## Input data
▬▬▬▬▬▬▬▬▬▬

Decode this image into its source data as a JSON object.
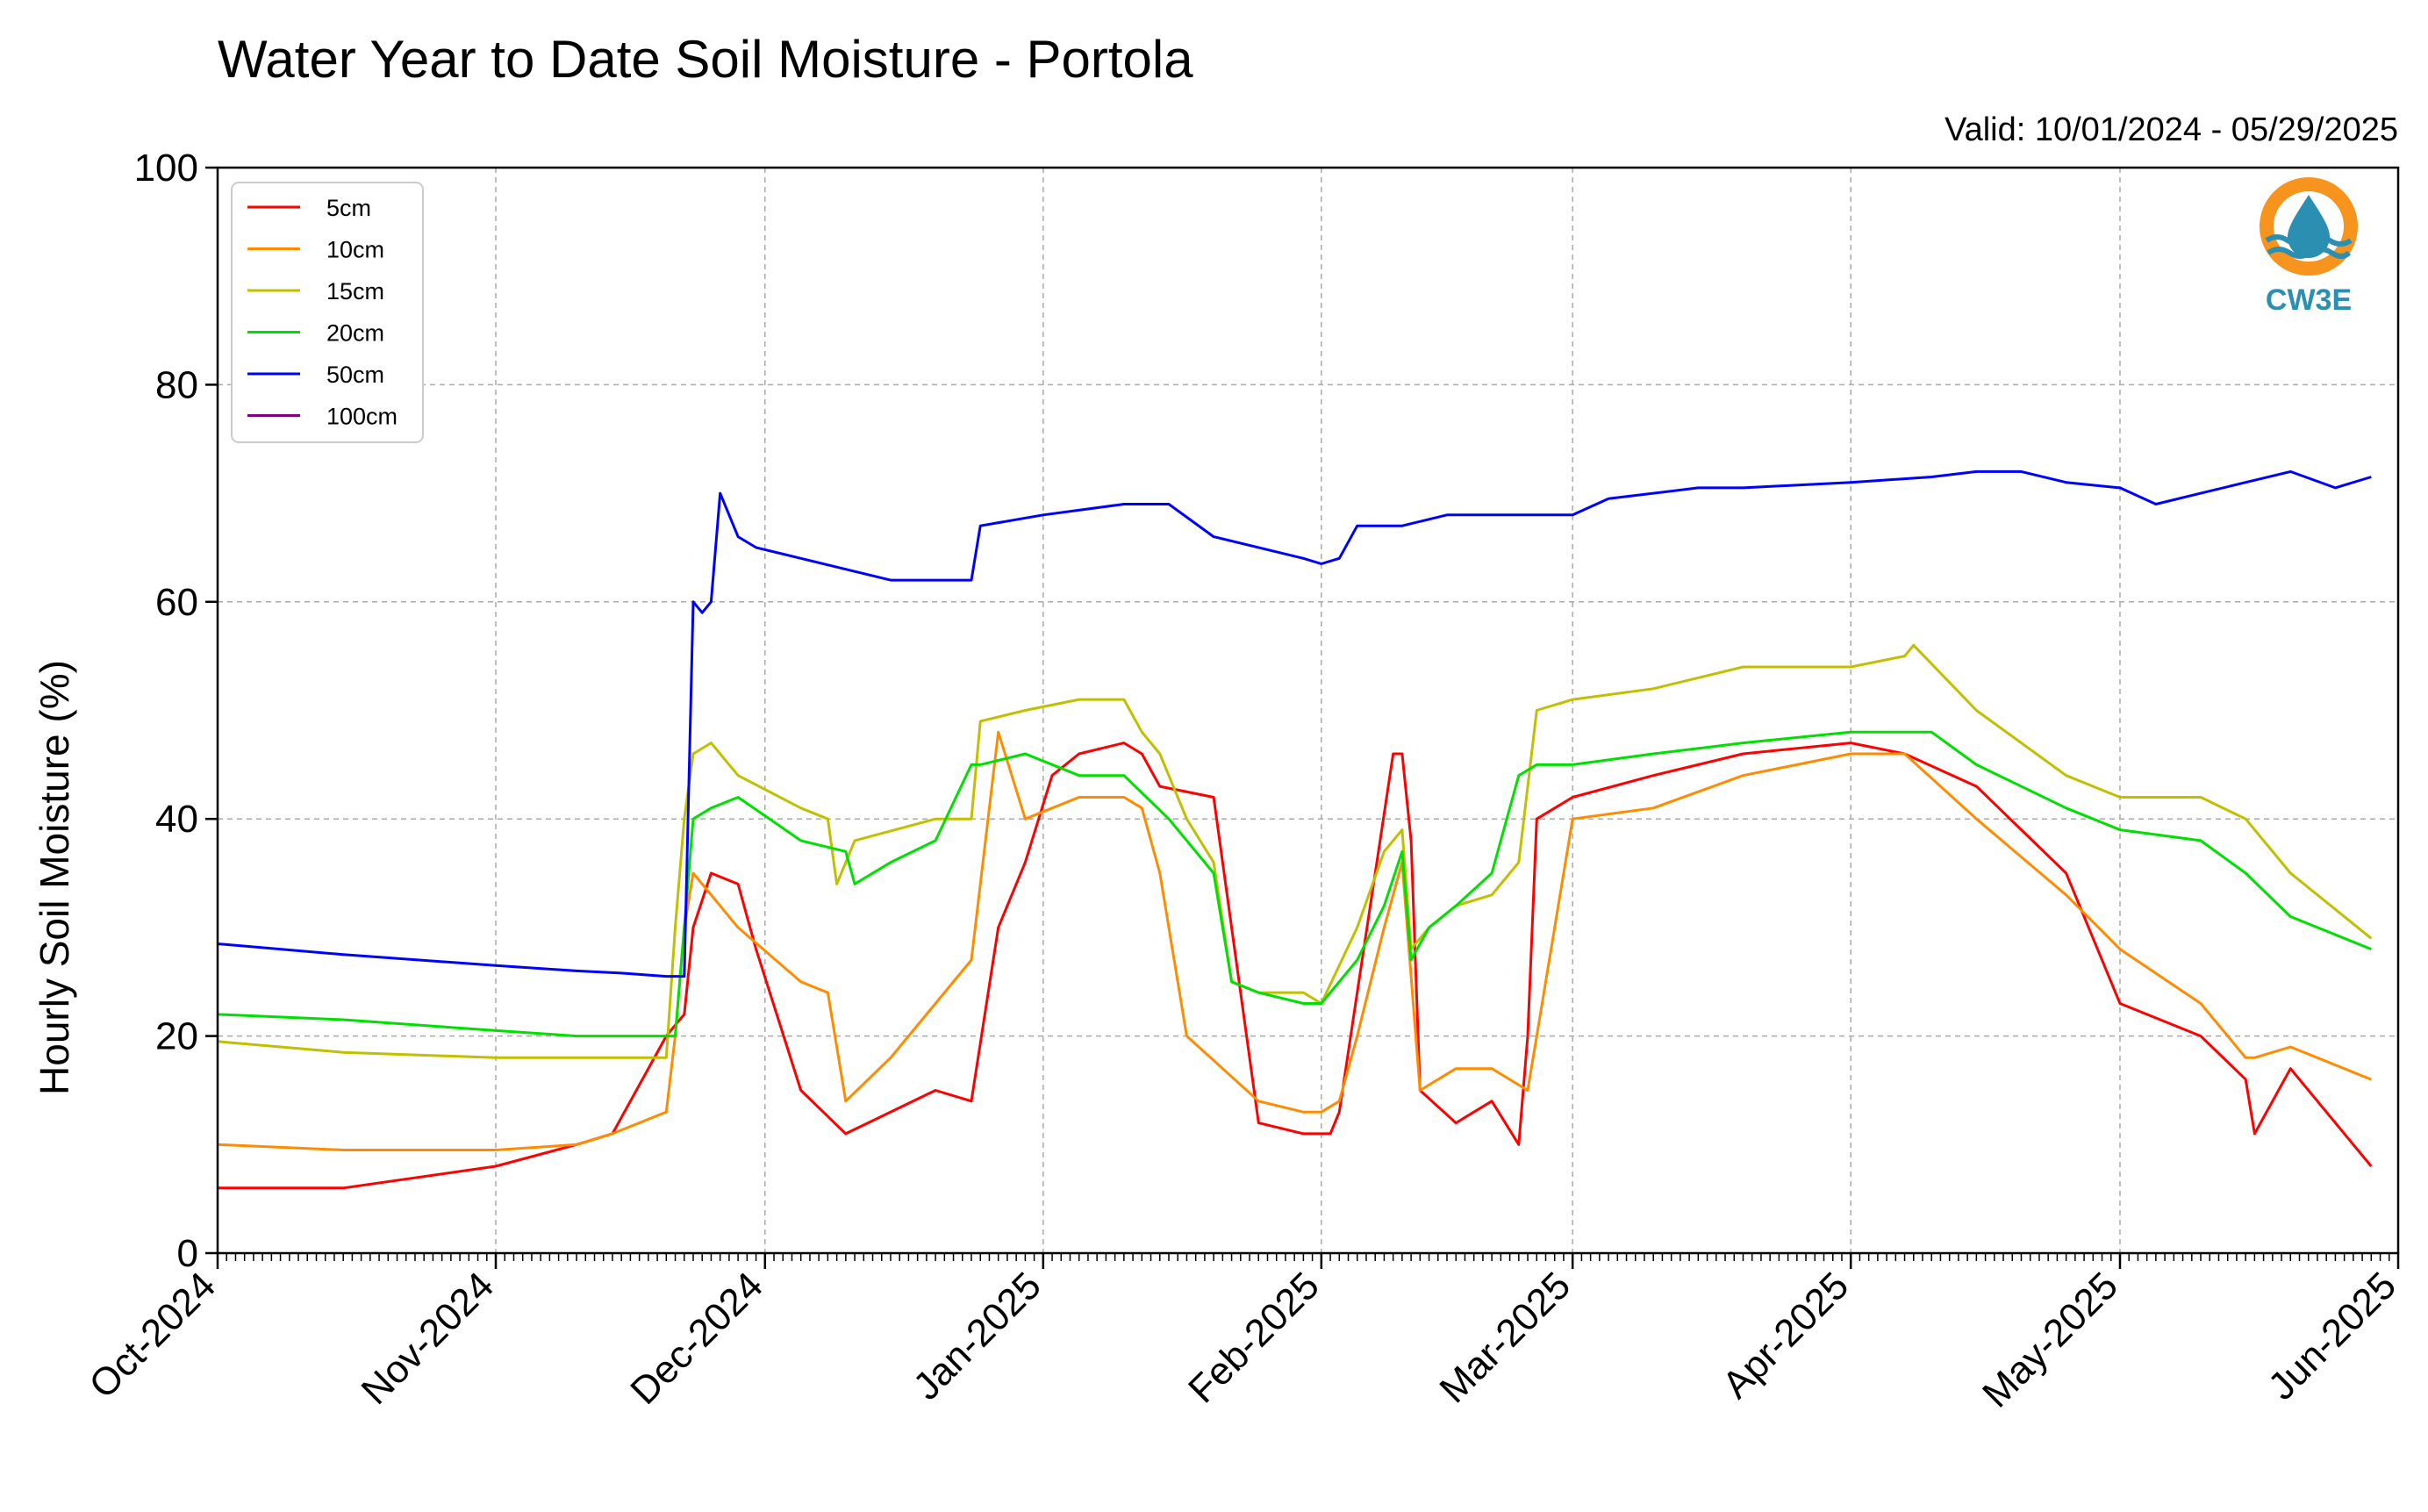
{
  "chart_data": {
    "type": "line",
    "title": "Water Year to Date Soil Moisture - Portola",
    "subtitle": "Valid: 10/01/2024 - 05/29/2025",
    "xlabel": "",
    "ylabel": "Hourly Soil Moisture (%)",
    "ylim": [
      0,
      100
    ],
    "yticks": [
      0,
      20,
      40,
      60,
      80,
      100
    ],
    "xlim": [
      "2024-10-01",
      "2025-06-01"
    ],
    "xticks": [
      {
        "date": "2024-10-01",
        "label": "Oct-2024"
      },
      {
        "date": "2024-11-01",
        "label": "Nov-2024"
      },
      {
        "date": "2024-12-01",
        "label": "Dec-2024"
      },
      {
        "date": "2025-01-01",
        "label": "Jan-2025"
      },
      {
        "date": "2025-02-01",
        "label": "Feb-2025"
      },
      {
        "date": "2025-03-01",
        "label": "Mar-2025"
      },
      {
        "date": "2025-04-01",
        "label": "Apr-2025"
      },
      {
        "date": "2025-05-01",
        "label": "May-2025"
      },
      {
        "date": "2025-06-01",
        "label": "Jun-2025"
      }
    ],
    "grid": true,
    "legend_position": "top-left",
    "series": [
      {
        "name": "5cm",
        "color": "#ff0000",
        "x": [
          "2024-10-01",
          "2024-10-15",
          "2024-11-01",
          "2024-11-10",
          "2024-11-14",
          "2024-11-20",
          "2024-11-21",
          "2024-11-22",
          "2024-11-23",
          "2024-11-25",
          "2024-11-28",
          "2024-11-30",
          "2024-12-05",
          "2024-12-10",
          "2024-12-20",
          "2024-12-24",
          "2024-12-27",
          "2024-12-30",
          "2025-01-02",
          "2025-01-05",
          "2025-01-10",
          "2025-01-12",
          "2025-01-14",
          "2025-01-20",
          "2025-01-25",
          "2025-01-30",
          "2025-02-01",
          "2025-02-02",
          "2025-02-03",
          "2025-02-05",
          "2025-02-09",
          "2025-02-10",
          "2025-02-11",
          "2025-02-12",
          "2025-02-16",
          "2025-02-20",
          "2025-02-23",
          "2025-02-24",
          "2025-02-25",
          "2025-03-01",
          "2025-03-10",
          "2025-03-20",
          "2025-04-01",
          "2025-04-07",
          "2025-04-15",
          "2025-04-25",
          "2025-05-01",
          "2025-05-10",
          "2025-05-15",
          "2025-05-16",
          "2025-05-20",
          "2025-05-24",
          "2025-05-29"
        ],
        "y": [
          6,
          6,
          8,
          10,
          11,
          20,
          21,
          22,
          30,
          35,
          34,
          28,
          15,
          11,
          15,
          14,
          30,
          36,
          44,
          46,
          47,
          46,
          43,
          42,
          12,
          11,
          11,
          11,
          13,
          24,
          46,
          46,
          38,
          15,
          12,
          14,
          10,
          20,
          40,
          42,
          44,
          46,
          47,
          46,
          43,
          35,
          23,
          20,
          16,
          11,
          17,
          13,
          8
        ]
      },
      {
        "name": "10cm",
        "color": "#ff8c00",
        "x": [
          "2024-10-01",
          "2024-10-15",
          "2024-11-01",
          "2024-11-10",
          "2024-11-14",
          "2024-11-20",
          "2024-11-21",
          "2024-11-22",
          "2024-11-23",
          "2024-11-28",
          "2024-12-05",
          "2024-12-08",
          "2024-12-10",
          "2024-12-15",
          "2024-12-20",
          "2024-12-24",
          "2024-12-27",
          "2024-12-30",
          "2025-01-05",
          "2025-01-10",
          "2025-01-12",
          "2025-01-14",
          "2025-01-17",
          "2025-01-25",
          "2025-01-30",
          "2025-02-01",
          "2025-02-03",
          "2025-02-05",
          "2025-02-08",
          "2025-02-10",
          "2025-02-12",
          "2025-02-16",
          "2025-02-20",
          "2025-02-24",
          "2025-02-25",
          "2025-03-01",
          "2025-03-10",
          "2025-03-20",
          "2025-04-01",
          "2025-04-07",
          "2025-04-15",
          "2025-04-25",
          "2025-05-01",
          "2025-05-10",
          "2025-05-15",
          "2025-05-16",
          "2025-05-20",
          "2025-05-29"
        ],
        "y": [
          10,
          9.5,
          9.5,
          10,
          11,
          13,
          20,
          30,
          35,
          30,
          25,
          24,
          14,
          18,
          23,
          27,
          48,
          40,
          42,
          42,
          41,
          35,
          20,
          14,
          13,
          13,
          14,
          20,
          30,
          36,
          15,
          17,
          17,
          15,
          20,
          40,
          41,
          44,
          46,
          46,
          40,
          33,
          28,
          23,
          18,
          18,
          19,
          16
        ]
      },
      {
        "name": "15cm",
        "color": "#c0c000",
        "x": [
          "2024-10-01",
          "2024-10-15",
          "2024-11-01",
          "2024-11-10",
          "2024-11-14",
          "2024-11-20",
          "2024-11-21",
          "2024-11-22",
          "2024-11-23",
          "2024-11-25",
          "2024-11-28",
          "2024-12-05",
          "2024-12-08",
          "2024-12-09",
          "2024-12-11",
          "2024-12-20",
          "2024-12-24",
          "2024-12-25",
          "2024-12-30",
          "2025-01-05",
          "2025-01-10",
          "2025-01-12",
          "2025-01-14",
          "2025-01-17",
          "2025-01-20",
          "2025-01-22",
          "2025-01-25",
          "2025-01-30",
          "2025-02-01",
          "2025-02-05",
          "2025-02-08",
          "2025-02-10",
          "2025-02-11",
          "2025-02-13",
          "2025-02-16",
          "2025-02-20",
          "2025-02-23",
          "2025-02-25",
          "2025-03-01",
          "2025-03-10",
          "2025-03-20",
          "2025-04-01",
          "2025-04-07",
          "2025-04-08",
          "2025-04-15",
          "2025-04-25",
          "2025-05-01",
          "2025-05-10",
          "2025-05-15",
          "2025-05-20",
          "2025-05-29"
        ],
        "y": [
          19.5,
          18.5,
          18,
          18,
          18,
          18,
          30,
          40,
          46,
          47,
          44,
          41,
          40,
          34,
          38,
          40,
          40,
          49,
          50,
          51,
          51,
          48,
          46,
          40,
          36,
          25,
          24,
          24,
          23,
          30,
          37,
          39,
          28,
          30,
          32,
          33,
          36,
          50,
          51,
          52,
          54,
          54,
          55,
          56,
          50,
          44,
          42,
          42,
          40,
          35,
          29
        ]
      },
      {
        "name": "20cm",
        "color": "#00e000",
        "x": [
          "2024-10-01",
          "2024-10-15",
          "2024-11-01",
          "2024-11-10",
          "2024-11-14",
          "2024-11-20",
          "2024-11-21",
          "2024-11-22",
          "2024-11-23",
          "2024-11-25",
          "2024-11-28",
          "2024-12-05",
          "2024-12-10",
          "2024-12-11",
          "2024-12-15",
          "2024-12-20",
          "2024-12-24",
          "2024-12-25",
          "2024-12-30",
          "2025-01-05",
          "2025-01-10",
          "2025-01-15",
          "2025-01-20",
          "2025-01-22",
          "2025-01-25",
          "2025-01-30",
          "2025-02-01",
          "2025-02-05",
          "2025-02-08",
          "2025-02-10",
          "2025-02-11",
          "2025-02-13",
          "2025-02-16",
          "2025-02-20",
          "2025-02-23",
          "2025-02-25",
          "2025-03-01",
          "2025-03-10",
          "2025-03-20",
          "2025-04-01",
          "2025-04-10",
          "2025-04-15",
          "2025-04-25",
          "2025-05-01",
          "2025-05-10",
          "2025-05-15",
          "2025-05-20",
          "2025-05-29"
        ],
        "y": [
          22,
          21.5,
          20.5,
          20,
          20,
          20,
          20,
          30,
          40,
          41,
          42,
          38,
          37,
          34,
          36,
          38,
          45,
          45,
          46,
          44,
          44,
          40,
          35,
          25,
          24,
          23,
          23,
          27,
          32,
          37,
          27,
          30,
          32,
          35,
          44,
          45,
          45,
          46,
          47,
          48,
          48,
          45,
          41,
          39,
          38,
          35,
          31,
          28
        ]
      },
      {
        "name": "50cm",
        "color": "#0000ff",
        "x": [
          "2024-10-01",
          "2024-10-15",
          "2024-11-01",
          "2024-11-10",
          "2024-11-15",
          "2024-11-20",
          "2024-11-21",
          "2024-11-22",
          "2024-11-23",
          "2024-11-24",
          "2024-11-25",
          "2024-11-26",
          "2024-11-27",
          "2024-11-28",
          "2024-11-30",
          "2024-12-05",
          "2024-12-10",
          "2024-12-15",
          "2024-12-20",
          "2024-12-22",
          "2024-12-24",
          "2024-12-25",
          "2025-01-01",
          "2025-01-10",
          "2025-01-12",
          "2025-01-15",
          "2025-01-20",
          "2025-01-25",
          "2025-01-30",
          "2025-02-01",
          "2025-02-03",
          "2025-02-05",
          "2025-02-10",
          "2025-02-15",
          "2025-02-25",
          "2025-03-01",
          "2025-03-05",
          "2025-03-15",
          "2025-03-20",
          "2025-04-01",
          "2025-04-10",
          "2025-04-15",
          "2025-04-20",
          "2025-04-25",
          "2025-05-01",
          "2025-05-05",
          "2025-05-10",
          "2025-05-15",
          "2025-05-20",
          "2025-05-25",
          "2025-05-29"
        ],
        "y": [
          28.5,
          27.5,
          26.5,
          26,
          25.8,
          25.5,
          25.5,
          25.5,
          60,
          59,
          60,
          70,
          68,
          66,
          65,
          64,
          63,
          62,
          62,
          62,
          62,
          67,
          68,
          69,
          69,
          69,
          66,
          65,
          64,
          63.5,
          64,
          67,
          67,
          68,
          68,
          68,
          69.5,
          70.5,
          70.5,
          71,
          71.5,
          72,
          72,
          71,
          70.5,
          69,
          70,
          71,
          72,
          70.5,
          71.5
        ]
      }
    ]
  },
  "legend": {
    "items": [
      {
        "label": "5cm",
        "color": "#ff0000"
      },
      {
        "label": "10cm",
        "color": "#ff8c00"
      },
      {
        "label": "15cm",
        "color": "#c0c000"
      },
      {
        "label": "20cm",
        "color": "#00e000"
      },
      {
        "label": "50cm",
        "color": "#0000ff"
      },
      {
        "label": "100cm",
        "color": "#800080"
      }
    ]
  },
  "logo": {
    "text": "CW3E",
    "icon": "water-drop-logo-icon",
    "colors": {
      "ring": "#f7941d",
      "drop": "#2a8fb0"
    }
  }
}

▬▬▬▬▬▬▬▬▬▬

## What needs to be done
Copy every line of the listing that includes the string "drop".

## Exercise answer
    "icon": "water-drop-logo-icon",
      "drop": "#2a8fb0"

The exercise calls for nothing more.